» Challenge:
Reproduce as a numbered list every line from the beginning of the material through the line containing "lat-tick-right-30: 30°N bbox=[623, 230, 651, 243]", inclusive, leaving out any blank lines.

» Data shown:

══════

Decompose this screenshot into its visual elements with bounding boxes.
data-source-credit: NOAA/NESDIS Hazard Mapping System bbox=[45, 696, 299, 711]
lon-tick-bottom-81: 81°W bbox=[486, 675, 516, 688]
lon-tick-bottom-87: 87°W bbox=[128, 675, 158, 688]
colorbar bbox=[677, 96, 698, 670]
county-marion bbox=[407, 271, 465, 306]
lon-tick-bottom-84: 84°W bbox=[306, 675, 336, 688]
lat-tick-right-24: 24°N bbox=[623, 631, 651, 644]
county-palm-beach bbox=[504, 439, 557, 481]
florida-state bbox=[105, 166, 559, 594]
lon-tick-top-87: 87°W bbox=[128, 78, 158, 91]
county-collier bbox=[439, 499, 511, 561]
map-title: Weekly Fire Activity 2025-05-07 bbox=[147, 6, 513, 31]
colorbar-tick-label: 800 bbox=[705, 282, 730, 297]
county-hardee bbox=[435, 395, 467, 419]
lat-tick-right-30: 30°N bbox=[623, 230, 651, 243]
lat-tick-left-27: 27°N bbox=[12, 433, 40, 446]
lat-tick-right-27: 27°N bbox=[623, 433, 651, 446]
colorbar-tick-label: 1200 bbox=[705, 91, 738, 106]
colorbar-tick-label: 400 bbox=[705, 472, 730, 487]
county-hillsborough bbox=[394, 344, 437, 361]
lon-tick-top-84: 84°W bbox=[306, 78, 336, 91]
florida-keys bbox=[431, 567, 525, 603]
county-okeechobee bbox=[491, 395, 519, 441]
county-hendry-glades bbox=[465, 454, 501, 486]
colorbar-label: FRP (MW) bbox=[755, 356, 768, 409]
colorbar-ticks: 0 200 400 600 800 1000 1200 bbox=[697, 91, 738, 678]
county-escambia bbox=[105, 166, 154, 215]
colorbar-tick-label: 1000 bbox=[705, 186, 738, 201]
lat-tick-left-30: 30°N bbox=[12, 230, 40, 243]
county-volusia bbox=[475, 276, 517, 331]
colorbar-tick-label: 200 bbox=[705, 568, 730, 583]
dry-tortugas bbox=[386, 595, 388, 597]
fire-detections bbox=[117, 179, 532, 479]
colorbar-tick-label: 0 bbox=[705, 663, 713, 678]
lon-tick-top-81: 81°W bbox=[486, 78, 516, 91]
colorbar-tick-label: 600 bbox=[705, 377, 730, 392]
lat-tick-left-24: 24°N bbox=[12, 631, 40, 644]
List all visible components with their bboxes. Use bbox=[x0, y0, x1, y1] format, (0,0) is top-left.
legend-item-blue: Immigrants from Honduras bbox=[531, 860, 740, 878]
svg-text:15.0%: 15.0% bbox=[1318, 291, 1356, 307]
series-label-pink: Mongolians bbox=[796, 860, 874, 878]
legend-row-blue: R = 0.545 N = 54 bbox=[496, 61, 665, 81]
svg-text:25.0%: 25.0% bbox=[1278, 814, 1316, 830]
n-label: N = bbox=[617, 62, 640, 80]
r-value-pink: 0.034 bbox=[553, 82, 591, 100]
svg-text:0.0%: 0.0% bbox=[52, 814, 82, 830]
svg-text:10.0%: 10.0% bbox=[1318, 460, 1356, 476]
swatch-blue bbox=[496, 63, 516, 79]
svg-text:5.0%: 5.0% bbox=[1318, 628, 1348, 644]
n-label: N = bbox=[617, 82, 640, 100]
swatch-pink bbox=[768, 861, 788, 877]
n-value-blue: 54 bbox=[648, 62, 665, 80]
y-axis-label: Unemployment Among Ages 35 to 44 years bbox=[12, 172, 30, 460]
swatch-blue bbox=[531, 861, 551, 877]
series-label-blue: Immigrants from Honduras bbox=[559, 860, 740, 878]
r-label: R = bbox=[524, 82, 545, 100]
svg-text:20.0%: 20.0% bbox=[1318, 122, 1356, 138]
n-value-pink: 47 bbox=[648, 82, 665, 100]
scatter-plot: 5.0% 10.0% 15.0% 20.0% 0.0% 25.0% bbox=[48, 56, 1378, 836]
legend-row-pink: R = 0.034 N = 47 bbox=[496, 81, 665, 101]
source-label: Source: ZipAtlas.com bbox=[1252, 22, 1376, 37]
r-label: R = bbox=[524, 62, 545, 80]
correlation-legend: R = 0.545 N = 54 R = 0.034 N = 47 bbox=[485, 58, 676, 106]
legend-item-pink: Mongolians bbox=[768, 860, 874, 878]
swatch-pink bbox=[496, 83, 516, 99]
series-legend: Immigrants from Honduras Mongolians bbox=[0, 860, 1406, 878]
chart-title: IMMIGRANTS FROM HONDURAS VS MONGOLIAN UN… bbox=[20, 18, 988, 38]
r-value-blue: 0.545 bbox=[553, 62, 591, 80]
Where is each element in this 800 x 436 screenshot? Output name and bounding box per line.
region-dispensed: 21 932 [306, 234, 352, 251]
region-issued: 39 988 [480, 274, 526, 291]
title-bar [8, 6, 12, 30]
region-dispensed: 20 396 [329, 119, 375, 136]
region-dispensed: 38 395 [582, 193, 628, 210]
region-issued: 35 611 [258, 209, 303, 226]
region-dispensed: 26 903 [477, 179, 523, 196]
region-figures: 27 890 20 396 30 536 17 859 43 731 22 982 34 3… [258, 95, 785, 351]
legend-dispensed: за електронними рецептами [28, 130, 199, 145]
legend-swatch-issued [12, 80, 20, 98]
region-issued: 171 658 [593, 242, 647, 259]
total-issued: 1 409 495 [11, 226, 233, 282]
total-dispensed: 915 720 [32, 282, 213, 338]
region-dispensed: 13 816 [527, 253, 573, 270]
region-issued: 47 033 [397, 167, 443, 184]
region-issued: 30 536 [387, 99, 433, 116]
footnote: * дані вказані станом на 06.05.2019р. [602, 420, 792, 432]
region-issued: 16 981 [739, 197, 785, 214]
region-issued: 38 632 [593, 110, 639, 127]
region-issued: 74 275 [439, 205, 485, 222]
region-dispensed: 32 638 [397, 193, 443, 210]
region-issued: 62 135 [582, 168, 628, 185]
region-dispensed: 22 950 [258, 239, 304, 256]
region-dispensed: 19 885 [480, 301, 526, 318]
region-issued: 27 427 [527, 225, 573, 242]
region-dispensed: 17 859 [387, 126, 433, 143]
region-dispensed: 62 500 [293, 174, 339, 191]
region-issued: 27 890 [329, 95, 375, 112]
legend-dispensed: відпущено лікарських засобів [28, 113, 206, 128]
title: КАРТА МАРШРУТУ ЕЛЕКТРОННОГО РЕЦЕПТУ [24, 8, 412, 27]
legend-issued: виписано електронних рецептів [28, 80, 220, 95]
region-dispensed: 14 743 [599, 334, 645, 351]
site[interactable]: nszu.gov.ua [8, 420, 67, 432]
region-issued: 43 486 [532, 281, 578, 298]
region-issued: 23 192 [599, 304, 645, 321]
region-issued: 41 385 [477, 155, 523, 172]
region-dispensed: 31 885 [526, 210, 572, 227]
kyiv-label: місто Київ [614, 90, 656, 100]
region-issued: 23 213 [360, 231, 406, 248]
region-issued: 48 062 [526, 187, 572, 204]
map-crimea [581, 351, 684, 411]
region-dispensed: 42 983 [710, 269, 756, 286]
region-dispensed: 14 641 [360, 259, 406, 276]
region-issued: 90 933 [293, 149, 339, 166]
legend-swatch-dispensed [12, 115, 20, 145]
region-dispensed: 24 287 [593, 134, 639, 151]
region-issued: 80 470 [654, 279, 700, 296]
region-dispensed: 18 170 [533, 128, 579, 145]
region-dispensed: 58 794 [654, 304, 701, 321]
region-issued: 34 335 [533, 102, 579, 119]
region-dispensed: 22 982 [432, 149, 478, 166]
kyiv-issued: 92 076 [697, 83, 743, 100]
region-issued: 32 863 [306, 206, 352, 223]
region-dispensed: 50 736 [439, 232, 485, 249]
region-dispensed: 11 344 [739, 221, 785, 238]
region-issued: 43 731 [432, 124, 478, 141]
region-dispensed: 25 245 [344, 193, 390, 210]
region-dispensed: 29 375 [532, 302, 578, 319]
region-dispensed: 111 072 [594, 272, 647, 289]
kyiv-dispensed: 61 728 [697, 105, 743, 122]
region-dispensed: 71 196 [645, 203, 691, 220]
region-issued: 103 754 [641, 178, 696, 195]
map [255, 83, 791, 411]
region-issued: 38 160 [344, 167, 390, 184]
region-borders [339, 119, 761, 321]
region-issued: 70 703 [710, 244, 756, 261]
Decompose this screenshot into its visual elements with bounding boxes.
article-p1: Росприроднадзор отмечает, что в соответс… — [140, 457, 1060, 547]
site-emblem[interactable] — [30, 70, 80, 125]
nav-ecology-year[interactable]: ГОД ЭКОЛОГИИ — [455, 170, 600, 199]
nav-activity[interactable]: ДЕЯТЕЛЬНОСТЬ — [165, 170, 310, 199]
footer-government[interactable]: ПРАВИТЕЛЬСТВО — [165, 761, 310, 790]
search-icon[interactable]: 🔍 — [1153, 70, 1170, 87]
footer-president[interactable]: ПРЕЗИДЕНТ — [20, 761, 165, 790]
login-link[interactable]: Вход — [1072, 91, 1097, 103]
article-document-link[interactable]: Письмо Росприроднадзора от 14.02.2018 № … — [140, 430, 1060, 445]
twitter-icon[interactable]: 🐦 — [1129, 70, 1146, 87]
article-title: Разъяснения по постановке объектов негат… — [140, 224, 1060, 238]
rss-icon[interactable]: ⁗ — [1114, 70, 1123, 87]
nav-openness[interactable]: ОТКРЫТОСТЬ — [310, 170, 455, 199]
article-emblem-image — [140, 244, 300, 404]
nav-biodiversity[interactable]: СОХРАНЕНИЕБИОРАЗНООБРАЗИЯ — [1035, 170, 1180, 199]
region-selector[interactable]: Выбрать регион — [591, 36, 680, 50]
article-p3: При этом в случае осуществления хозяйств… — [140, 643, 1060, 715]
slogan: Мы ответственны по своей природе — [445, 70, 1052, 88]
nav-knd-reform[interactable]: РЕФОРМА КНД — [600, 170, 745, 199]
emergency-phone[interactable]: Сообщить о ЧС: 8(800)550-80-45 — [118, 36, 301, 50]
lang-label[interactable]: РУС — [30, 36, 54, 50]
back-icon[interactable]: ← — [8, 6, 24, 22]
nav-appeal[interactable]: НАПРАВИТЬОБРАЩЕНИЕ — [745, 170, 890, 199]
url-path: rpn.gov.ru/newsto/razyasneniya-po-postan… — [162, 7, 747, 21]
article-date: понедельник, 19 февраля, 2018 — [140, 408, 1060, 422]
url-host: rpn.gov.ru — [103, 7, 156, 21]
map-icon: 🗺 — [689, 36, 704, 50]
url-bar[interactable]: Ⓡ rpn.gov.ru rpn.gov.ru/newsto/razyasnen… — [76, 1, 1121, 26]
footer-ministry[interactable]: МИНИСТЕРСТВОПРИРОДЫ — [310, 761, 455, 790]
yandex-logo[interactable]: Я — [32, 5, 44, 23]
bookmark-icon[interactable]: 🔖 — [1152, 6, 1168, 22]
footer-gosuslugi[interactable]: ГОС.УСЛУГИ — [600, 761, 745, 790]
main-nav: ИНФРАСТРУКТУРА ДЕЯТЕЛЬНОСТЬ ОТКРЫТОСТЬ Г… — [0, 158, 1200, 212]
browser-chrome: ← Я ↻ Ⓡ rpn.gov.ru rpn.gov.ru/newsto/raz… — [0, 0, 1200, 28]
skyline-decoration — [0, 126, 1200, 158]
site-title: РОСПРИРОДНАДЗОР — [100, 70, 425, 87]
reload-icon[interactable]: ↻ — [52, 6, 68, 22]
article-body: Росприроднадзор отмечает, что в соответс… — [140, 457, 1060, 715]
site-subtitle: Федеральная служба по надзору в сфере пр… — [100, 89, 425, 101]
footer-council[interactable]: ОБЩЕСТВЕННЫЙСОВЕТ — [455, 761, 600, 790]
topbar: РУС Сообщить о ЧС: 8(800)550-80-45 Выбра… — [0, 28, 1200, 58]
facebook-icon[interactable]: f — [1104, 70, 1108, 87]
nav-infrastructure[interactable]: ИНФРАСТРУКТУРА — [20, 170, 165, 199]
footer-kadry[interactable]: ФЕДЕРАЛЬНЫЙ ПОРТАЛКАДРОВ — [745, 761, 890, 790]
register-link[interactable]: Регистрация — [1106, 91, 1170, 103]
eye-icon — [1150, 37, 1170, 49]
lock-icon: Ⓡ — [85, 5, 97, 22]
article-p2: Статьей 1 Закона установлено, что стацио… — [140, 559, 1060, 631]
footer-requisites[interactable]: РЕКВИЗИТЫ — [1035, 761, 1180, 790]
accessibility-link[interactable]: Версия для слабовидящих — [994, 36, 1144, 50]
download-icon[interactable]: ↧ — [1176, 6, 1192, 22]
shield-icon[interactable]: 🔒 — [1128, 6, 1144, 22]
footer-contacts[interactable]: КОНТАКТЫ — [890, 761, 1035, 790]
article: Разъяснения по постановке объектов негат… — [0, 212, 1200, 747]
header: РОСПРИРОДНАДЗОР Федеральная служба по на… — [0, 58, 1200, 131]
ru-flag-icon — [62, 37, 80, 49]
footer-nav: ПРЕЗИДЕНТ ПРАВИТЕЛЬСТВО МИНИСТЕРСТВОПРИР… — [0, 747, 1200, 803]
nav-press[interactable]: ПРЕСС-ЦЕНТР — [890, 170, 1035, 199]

══════

» Answer in full:
1. Decompose this screenshot into its visual elements with bounding boxes.
2. data-source-credit: NOAA/NESDIS Hazard Mapping System bbox=[45, 696, 299, 711]
3. lon-tick-bottom-81: 81°W bbox=[486, 675, 516, 688]
4. lon-tick-bottom-87: 87°W bbox=[128, 675, 158, 688]
5. colorbar bbox=[677, 96, 698, 670]
6. county-marion bbox=[407, 271, 465, 306]
7. lon-tick-bottom-84: 84°W bbox=[306, 675, 336, 688]
8. lat-tick-right-24: 24°N bbox=[623, 631, 651, 644]
9. county-palm-beach bbox=[504, 439, 557, 481]
10. florida-state bbox=[105, 166, 559, 594]
11. lon-tick-top-87: 87°W bbox=[128, 78, 158, 91]
12. county-collier bbox=[439, 499, 511, 561]
13. map-title: Weekly Fire Activity 2025-05-07 bbox=[147, 6, 513, 31]
14. colorbar-tick-label: 800 bbox=[705, 282, 730, 297]
15. county-hardee bbox=[435, 395, 467, 419]
16. lat-tick-right-30: 30°N bbox=[623, 230, 651, 243]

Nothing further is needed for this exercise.